• **TASK OBJECTIVE**: Reproduce the lines without any change, from the first one through the line holding "y-tick-label: 200 [241, 428, 266, 445]", with both ends included.

• **ENTRIES**:
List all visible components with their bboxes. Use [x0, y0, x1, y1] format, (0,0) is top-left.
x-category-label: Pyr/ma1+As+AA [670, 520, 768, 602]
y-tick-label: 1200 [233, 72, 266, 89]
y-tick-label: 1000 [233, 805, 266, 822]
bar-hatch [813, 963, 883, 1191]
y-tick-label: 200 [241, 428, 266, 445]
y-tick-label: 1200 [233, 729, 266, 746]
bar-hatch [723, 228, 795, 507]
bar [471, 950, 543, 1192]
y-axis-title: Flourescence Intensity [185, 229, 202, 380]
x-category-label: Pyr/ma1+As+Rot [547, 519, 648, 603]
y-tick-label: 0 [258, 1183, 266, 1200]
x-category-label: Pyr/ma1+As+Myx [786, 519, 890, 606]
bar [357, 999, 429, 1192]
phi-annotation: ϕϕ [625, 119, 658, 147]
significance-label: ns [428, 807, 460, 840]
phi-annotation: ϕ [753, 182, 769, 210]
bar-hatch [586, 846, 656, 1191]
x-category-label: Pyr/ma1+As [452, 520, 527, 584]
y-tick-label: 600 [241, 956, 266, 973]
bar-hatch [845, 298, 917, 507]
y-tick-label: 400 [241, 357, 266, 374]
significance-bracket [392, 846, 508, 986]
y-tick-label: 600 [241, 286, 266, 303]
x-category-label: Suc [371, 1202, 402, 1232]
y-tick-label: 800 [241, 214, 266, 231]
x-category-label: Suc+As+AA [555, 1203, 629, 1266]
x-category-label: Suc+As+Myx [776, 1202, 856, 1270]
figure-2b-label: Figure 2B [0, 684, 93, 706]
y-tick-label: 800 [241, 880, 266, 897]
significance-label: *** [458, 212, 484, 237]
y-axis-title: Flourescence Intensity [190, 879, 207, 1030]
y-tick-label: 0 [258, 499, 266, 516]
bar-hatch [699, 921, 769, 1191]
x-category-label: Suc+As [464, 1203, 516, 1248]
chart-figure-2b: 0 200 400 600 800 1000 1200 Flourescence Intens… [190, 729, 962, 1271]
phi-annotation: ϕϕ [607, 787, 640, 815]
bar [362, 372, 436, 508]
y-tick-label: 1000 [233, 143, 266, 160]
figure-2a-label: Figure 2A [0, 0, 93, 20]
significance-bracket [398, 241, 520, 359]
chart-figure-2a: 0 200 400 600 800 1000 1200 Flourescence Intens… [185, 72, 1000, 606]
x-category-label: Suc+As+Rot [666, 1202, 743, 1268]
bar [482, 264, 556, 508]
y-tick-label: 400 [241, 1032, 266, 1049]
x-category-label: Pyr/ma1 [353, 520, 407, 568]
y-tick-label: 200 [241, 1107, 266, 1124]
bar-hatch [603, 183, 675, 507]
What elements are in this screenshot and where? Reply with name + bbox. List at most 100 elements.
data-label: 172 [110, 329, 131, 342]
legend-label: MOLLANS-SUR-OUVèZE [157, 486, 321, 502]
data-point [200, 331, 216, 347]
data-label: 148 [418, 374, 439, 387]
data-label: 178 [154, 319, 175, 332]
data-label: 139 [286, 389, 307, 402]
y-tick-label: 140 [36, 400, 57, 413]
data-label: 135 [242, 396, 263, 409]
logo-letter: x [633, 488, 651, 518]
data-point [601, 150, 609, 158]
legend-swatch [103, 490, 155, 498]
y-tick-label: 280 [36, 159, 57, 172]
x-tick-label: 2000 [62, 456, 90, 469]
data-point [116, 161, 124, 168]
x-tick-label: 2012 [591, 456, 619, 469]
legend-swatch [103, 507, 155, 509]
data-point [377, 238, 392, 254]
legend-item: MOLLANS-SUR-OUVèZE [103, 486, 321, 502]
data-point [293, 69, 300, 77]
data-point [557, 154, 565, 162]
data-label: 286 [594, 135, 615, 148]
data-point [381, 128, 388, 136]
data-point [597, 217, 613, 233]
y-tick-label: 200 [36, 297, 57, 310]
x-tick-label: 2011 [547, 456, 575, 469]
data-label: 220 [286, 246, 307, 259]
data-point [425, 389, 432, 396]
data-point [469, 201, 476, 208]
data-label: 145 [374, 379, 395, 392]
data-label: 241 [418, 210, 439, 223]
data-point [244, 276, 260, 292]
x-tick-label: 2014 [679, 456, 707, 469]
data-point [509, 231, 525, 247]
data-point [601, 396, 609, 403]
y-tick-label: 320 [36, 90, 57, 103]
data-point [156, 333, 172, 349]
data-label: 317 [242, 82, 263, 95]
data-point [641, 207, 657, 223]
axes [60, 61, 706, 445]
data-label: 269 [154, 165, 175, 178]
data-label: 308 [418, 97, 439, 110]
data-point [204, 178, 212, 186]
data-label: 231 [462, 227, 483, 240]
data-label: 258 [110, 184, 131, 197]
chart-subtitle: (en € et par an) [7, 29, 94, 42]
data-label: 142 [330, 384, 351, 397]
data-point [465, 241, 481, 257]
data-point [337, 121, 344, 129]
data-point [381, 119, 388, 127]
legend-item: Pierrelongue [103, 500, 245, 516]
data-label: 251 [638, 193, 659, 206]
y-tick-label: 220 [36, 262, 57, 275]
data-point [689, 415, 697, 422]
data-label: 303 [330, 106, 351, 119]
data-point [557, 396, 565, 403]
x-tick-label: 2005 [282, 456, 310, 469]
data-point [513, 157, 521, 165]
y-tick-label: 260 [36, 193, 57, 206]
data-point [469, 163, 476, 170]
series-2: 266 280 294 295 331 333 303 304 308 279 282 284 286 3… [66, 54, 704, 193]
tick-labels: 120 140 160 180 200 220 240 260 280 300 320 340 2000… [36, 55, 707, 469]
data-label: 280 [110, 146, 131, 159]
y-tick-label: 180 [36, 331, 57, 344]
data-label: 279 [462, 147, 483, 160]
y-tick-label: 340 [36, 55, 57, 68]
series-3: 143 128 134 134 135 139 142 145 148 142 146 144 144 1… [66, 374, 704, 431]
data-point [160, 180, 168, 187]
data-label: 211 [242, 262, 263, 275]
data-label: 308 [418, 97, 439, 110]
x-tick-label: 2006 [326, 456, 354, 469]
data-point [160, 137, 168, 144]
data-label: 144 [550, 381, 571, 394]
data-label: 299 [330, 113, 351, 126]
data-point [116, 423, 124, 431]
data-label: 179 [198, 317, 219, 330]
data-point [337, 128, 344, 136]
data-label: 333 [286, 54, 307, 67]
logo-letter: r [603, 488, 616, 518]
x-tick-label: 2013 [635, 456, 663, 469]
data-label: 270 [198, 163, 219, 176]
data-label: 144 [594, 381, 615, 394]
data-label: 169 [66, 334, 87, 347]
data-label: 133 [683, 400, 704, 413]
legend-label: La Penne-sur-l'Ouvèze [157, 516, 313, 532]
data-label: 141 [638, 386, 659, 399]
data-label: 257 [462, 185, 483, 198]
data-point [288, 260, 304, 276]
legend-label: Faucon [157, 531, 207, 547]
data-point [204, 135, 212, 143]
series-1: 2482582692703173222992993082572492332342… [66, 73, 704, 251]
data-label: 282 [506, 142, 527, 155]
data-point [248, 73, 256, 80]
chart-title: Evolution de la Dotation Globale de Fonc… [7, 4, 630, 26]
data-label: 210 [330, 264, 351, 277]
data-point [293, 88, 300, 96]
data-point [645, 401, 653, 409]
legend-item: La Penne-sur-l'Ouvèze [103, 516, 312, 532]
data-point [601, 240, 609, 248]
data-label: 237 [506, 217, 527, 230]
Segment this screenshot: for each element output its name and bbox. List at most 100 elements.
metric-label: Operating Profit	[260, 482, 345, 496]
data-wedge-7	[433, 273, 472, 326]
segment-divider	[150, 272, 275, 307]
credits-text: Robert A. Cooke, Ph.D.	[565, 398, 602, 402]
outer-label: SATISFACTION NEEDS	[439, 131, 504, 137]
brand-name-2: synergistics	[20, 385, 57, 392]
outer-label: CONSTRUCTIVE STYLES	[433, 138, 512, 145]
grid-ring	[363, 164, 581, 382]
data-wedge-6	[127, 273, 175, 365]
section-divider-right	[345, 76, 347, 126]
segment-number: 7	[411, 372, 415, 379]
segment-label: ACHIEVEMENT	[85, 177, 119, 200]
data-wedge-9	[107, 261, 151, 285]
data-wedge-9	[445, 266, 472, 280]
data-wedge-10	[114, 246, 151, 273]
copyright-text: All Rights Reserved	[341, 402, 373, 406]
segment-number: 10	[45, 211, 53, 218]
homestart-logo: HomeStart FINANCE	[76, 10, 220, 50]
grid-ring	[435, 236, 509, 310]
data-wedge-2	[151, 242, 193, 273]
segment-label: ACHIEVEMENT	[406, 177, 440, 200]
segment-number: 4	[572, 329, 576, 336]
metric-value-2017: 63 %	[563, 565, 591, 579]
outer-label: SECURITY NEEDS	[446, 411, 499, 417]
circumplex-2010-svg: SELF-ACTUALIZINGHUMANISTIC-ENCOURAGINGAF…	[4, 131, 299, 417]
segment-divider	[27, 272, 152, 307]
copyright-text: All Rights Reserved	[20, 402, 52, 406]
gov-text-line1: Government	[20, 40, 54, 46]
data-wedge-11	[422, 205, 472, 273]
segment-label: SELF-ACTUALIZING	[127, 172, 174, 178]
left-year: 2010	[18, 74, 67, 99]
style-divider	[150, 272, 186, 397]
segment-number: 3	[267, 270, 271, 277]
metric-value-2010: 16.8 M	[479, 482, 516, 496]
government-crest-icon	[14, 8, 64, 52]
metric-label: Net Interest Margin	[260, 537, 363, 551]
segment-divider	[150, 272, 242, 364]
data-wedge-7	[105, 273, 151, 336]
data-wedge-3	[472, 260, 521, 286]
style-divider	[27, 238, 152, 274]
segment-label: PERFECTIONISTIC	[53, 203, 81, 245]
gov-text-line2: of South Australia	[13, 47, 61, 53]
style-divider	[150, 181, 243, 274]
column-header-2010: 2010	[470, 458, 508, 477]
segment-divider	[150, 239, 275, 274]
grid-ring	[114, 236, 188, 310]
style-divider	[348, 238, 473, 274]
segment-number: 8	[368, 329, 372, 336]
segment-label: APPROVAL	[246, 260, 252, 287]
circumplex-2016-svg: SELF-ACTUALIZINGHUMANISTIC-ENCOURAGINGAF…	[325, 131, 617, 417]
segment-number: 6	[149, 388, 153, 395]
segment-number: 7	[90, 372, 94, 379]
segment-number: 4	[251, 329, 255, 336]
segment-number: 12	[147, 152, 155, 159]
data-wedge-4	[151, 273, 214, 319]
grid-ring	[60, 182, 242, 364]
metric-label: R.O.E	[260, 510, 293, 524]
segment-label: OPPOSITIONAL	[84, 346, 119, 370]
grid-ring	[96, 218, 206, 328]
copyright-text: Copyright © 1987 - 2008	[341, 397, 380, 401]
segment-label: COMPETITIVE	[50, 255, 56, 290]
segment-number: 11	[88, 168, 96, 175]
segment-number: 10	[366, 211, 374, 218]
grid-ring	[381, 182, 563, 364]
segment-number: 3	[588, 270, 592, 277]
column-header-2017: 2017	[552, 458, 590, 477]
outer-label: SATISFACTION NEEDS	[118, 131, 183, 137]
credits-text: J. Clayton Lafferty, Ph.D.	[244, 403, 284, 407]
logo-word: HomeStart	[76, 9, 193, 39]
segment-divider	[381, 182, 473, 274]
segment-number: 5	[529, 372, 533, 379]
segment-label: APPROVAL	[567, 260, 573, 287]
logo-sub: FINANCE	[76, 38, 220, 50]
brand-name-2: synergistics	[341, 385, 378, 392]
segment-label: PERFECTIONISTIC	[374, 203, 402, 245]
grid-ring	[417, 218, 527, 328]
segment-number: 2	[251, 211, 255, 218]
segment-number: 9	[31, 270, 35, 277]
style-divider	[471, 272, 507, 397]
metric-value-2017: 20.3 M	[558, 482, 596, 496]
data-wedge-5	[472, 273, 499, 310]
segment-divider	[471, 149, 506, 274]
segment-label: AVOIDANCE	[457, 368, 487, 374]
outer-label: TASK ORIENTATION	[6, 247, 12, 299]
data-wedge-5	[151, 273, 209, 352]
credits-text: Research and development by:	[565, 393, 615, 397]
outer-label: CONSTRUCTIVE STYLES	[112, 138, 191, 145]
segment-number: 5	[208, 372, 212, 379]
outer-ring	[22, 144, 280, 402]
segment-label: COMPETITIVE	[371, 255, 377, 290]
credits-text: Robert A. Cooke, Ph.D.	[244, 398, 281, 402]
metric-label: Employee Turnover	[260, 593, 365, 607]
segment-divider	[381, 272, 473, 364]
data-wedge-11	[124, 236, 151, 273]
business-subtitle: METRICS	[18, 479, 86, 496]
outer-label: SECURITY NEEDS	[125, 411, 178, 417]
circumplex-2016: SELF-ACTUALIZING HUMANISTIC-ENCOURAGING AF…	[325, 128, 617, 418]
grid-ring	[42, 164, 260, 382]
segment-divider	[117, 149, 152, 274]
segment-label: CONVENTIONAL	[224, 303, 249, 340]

• **THE SOLUTION**:
List all visible components with their bboxes. Use [x0, y0, x1, y1] format, (0,0) is top-left.
x-category-label: Pyr/ma1+As+AA [670, 520, 768, 602]
y-tick-label: 1200 [233, 72, 266, 89]
y-tick-label: 1000 [233, 805, 266, 822]
bar-hatch [813, 963, 883, 1191]
y-tick-label: 200 [241, 428, 266, 445]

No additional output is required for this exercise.